----- DOCUMENT EXTRACT -----

Then the child began to cry. From a little wail its crying rose into a tempest of despair. The girl rocked it to and from on her lap, but nothing soothed it. All the woe of a child's world flooded its tiny voice. Stop it, stop it, said the Fat Man, and the tears increased. Annie smothered it in kisses, but its wild cry broke on her lips like water on rocks. We must do something, she said. Sing it a lullabee. She sang, but the child did not like her singing.

Dylan Thomas, 'After the Fair,' from Adventures In The Skin Trade, New Directions, 1964, p. 56.

TIME: Indeterminate

PLACE: Wales

CIRCUMSTANCE: the girl nurses a found baby

 

795.

-----

● TASK INSTRUCTIONS:
A – Repeat the stretch of the passage about the crying child from "Then the child" through "like her singing.".
B – In the passage about the crying child, what does Annie smother the child in?

----- GIVEN INFORMATION -----

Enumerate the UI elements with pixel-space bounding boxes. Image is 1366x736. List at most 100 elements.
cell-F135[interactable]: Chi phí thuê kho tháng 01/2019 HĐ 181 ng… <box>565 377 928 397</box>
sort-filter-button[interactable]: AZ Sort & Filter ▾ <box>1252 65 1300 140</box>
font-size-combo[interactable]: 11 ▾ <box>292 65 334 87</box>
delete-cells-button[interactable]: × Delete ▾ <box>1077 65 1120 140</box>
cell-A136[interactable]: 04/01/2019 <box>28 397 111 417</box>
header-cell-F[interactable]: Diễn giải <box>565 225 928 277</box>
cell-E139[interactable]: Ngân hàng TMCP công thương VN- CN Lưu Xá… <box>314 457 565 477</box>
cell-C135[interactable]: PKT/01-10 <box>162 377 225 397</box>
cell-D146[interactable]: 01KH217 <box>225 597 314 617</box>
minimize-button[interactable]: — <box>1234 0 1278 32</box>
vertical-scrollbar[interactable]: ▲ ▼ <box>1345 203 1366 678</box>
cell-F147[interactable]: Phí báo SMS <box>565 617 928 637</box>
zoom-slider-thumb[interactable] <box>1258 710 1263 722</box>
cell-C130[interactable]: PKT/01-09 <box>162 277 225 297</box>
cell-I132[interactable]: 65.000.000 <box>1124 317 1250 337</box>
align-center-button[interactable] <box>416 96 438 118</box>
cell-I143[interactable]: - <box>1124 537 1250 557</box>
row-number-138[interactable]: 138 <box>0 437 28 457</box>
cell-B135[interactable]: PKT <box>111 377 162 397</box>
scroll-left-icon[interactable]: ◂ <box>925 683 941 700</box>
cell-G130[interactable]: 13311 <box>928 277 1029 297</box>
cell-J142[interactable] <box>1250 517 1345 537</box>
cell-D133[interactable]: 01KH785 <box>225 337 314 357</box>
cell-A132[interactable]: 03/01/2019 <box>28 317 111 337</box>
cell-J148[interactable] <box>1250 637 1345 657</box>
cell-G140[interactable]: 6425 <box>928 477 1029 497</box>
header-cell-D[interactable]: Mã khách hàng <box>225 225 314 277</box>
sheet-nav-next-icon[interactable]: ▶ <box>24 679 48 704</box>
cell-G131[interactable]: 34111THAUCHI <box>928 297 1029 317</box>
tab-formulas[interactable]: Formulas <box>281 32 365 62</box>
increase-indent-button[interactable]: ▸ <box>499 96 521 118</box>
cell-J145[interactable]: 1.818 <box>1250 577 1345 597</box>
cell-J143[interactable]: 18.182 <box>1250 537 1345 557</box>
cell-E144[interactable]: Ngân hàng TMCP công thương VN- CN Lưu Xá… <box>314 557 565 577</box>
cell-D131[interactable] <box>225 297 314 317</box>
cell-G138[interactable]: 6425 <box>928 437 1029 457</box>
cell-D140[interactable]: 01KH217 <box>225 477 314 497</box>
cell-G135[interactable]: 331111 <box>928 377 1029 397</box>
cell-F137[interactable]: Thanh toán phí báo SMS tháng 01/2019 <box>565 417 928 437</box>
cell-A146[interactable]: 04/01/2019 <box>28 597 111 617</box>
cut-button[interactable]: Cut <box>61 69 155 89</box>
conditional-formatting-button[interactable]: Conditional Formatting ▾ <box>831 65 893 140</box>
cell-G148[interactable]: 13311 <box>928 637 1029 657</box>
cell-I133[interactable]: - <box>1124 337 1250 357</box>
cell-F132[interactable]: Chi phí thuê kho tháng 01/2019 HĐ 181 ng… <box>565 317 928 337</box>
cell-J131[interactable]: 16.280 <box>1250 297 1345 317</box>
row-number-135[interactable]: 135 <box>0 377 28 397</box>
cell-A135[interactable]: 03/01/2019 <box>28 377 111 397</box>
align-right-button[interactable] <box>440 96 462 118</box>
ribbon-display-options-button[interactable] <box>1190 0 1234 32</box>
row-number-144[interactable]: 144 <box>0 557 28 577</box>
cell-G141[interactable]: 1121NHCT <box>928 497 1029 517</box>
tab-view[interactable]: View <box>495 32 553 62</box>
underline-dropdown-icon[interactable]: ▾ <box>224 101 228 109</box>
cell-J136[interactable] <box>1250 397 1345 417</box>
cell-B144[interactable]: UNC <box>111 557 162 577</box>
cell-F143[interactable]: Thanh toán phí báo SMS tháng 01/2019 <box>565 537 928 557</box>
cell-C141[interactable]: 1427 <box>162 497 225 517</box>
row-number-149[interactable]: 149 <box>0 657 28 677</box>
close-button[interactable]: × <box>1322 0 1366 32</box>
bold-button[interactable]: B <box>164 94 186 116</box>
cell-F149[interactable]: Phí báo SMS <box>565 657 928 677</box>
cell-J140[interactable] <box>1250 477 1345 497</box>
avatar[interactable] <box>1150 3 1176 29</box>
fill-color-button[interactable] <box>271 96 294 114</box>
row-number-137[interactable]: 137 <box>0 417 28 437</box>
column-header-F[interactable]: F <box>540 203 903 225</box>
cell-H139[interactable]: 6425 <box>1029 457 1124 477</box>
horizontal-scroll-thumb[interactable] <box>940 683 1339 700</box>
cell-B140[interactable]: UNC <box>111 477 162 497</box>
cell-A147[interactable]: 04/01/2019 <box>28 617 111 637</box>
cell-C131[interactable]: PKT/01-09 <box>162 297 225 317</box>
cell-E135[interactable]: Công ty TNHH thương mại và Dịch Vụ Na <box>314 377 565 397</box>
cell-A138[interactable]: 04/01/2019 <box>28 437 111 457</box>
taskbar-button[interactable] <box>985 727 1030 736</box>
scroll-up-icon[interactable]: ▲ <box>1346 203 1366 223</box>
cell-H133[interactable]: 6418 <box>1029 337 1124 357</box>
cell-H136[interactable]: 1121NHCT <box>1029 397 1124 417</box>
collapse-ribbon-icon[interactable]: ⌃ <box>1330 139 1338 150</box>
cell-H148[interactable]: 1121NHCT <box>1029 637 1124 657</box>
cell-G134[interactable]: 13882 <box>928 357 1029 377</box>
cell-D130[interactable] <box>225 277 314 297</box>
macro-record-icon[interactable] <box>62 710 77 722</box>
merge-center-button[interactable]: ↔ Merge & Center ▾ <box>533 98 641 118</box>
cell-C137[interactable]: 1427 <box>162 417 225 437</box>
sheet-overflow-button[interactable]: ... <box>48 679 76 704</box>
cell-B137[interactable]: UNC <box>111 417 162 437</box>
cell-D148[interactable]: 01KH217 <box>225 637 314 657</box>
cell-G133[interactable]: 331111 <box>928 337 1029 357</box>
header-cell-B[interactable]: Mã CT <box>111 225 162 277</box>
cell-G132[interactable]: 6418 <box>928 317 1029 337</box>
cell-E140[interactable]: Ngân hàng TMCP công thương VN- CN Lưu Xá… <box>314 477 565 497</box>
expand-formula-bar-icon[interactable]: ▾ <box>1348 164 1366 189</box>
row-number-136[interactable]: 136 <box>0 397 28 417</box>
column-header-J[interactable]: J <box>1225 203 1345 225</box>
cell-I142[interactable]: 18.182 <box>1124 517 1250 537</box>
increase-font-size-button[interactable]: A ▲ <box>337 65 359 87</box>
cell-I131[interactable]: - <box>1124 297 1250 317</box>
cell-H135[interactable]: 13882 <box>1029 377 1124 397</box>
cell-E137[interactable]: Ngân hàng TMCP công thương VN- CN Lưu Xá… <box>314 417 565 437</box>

-----

● RESULTS FOR THE EXERCISE:
A –
Then the child began to cry. From a little wail its crying rose into a tempest of despair. The girl rocked it to and from on her lap, but nothing soothed it. All the woe of a child's world flooded its tiny voice. Stop it, stop it, said the Fat Man, and the tears increased. Annie smothered it in kisses, but its wild cry broke on her lips like water on rocks. We must do something, she said. Sing it a lullabee. She sang, but the child did not like her singing.

B – Kisses.